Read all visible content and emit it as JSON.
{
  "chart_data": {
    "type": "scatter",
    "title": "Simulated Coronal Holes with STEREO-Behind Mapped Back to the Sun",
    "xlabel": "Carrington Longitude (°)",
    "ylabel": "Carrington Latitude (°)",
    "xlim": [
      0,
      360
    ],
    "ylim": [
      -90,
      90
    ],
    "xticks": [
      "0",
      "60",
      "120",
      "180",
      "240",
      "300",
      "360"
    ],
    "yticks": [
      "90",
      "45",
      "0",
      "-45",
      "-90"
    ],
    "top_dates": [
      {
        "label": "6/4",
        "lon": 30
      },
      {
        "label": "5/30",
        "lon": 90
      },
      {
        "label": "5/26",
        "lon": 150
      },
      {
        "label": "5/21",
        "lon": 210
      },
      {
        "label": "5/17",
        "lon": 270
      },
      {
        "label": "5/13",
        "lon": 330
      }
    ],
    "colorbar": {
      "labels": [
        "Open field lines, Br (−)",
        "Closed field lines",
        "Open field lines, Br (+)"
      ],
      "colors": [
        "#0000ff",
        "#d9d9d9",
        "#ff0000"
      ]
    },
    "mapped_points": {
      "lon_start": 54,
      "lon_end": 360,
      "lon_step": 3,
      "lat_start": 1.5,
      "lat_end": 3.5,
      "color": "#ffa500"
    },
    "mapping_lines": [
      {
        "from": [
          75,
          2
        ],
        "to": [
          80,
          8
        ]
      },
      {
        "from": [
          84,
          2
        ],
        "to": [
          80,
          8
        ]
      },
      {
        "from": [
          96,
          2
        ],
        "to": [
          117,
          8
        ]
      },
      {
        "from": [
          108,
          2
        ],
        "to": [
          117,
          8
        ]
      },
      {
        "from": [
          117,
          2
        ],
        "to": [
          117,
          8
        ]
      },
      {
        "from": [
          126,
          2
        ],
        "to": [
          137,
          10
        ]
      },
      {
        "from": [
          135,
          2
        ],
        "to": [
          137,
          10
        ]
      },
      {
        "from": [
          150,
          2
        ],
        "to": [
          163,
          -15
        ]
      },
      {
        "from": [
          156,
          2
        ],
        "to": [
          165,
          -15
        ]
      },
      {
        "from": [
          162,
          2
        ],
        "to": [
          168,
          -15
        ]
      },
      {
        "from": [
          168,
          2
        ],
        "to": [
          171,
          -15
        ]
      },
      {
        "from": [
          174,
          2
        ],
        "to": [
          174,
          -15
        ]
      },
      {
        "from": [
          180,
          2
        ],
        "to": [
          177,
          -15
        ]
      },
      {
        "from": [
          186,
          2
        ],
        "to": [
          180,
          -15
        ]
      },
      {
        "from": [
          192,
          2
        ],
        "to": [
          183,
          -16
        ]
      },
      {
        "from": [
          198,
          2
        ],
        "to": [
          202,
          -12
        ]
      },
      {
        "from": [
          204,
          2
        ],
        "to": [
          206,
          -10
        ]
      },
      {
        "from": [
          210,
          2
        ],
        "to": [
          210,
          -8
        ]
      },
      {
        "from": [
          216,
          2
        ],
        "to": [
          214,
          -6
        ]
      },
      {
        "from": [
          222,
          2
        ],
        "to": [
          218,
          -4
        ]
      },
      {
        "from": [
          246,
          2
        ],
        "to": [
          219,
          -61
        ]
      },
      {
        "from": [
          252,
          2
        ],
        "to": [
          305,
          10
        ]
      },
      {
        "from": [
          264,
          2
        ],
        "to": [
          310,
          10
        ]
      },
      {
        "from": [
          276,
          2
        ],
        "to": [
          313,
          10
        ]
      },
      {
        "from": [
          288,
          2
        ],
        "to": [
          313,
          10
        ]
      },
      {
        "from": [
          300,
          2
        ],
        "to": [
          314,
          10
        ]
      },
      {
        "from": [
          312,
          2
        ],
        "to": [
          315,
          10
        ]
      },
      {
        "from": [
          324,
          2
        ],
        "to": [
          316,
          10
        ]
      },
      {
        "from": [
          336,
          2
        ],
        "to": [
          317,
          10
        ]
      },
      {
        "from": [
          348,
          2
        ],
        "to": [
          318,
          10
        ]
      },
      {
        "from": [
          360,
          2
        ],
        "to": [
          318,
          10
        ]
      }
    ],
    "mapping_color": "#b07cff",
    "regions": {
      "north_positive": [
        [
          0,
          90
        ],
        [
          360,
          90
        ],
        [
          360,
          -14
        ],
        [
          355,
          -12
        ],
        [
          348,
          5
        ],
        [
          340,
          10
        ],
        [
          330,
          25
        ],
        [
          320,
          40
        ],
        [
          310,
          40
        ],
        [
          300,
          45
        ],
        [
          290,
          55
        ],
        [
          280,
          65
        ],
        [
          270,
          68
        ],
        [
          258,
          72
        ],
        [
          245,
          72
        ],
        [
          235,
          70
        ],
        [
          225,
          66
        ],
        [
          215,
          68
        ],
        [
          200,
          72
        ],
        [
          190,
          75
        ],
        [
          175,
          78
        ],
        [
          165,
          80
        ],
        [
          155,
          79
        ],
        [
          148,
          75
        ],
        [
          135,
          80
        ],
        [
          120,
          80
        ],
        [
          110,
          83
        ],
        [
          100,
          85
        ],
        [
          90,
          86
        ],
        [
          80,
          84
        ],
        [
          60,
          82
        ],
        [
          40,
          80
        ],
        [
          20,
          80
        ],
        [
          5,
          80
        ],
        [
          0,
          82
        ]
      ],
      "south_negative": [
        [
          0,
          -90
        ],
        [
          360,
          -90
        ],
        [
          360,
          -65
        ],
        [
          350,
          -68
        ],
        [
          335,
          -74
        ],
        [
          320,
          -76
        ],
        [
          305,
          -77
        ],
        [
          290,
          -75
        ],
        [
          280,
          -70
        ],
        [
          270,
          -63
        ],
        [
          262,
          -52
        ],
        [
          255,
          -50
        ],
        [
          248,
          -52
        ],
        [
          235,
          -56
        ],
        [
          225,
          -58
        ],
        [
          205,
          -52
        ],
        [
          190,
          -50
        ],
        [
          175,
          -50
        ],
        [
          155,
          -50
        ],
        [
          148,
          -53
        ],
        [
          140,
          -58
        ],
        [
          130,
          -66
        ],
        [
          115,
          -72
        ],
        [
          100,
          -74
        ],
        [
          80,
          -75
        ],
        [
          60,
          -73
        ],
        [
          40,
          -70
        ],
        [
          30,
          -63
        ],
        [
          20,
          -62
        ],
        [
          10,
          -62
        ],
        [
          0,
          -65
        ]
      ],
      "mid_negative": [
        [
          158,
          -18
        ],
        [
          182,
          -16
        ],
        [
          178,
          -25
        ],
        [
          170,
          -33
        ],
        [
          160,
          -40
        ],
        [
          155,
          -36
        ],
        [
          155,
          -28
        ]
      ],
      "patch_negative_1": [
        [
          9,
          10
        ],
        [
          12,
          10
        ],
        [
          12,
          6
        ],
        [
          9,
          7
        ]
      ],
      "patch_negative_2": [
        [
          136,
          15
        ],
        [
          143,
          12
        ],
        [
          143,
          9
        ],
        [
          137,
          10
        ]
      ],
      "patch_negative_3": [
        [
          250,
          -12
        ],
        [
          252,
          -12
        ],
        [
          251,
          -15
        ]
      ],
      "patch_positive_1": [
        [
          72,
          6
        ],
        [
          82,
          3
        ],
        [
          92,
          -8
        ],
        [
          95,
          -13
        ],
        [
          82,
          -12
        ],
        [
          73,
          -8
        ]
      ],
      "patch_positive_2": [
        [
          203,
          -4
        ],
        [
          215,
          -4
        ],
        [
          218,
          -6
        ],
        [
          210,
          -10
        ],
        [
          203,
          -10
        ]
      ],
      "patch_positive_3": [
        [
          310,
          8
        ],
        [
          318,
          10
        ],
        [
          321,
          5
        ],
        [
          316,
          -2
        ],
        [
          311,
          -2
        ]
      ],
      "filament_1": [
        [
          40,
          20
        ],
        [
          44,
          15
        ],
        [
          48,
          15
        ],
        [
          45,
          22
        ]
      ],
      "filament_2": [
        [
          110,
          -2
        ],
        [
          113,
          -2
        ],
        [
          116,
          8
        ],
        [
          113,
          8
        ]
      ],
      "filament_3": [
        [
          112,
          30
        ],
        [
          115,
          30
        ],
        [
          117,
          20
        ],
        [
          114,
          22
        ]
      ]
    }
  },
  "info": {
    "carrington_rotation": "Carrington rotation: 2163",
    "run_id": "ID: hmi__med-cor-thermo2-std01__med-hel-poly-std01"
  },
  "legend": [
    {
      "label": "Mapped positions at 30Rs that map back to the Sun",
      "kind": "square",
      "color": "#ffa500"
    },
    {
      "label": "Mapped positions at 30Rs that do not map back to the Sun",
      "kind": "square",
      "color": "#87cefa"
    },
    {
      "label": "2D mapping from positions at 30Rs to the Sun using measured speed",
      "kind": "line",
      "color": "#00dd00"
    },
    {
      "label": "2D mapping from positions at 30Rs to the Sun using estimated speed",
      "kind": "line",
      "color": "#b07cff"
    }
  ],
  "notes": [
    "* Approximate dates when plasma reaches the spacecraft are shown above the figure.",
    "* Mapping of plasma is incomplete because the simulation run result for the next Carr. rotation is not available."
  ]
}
==================================================
_WHAT IS BEING ASKED_:
Scan the entries above and work out how many lines include the word "speed"; the reply is that number alone.

_RESPONSE TO THIS TASK_:
2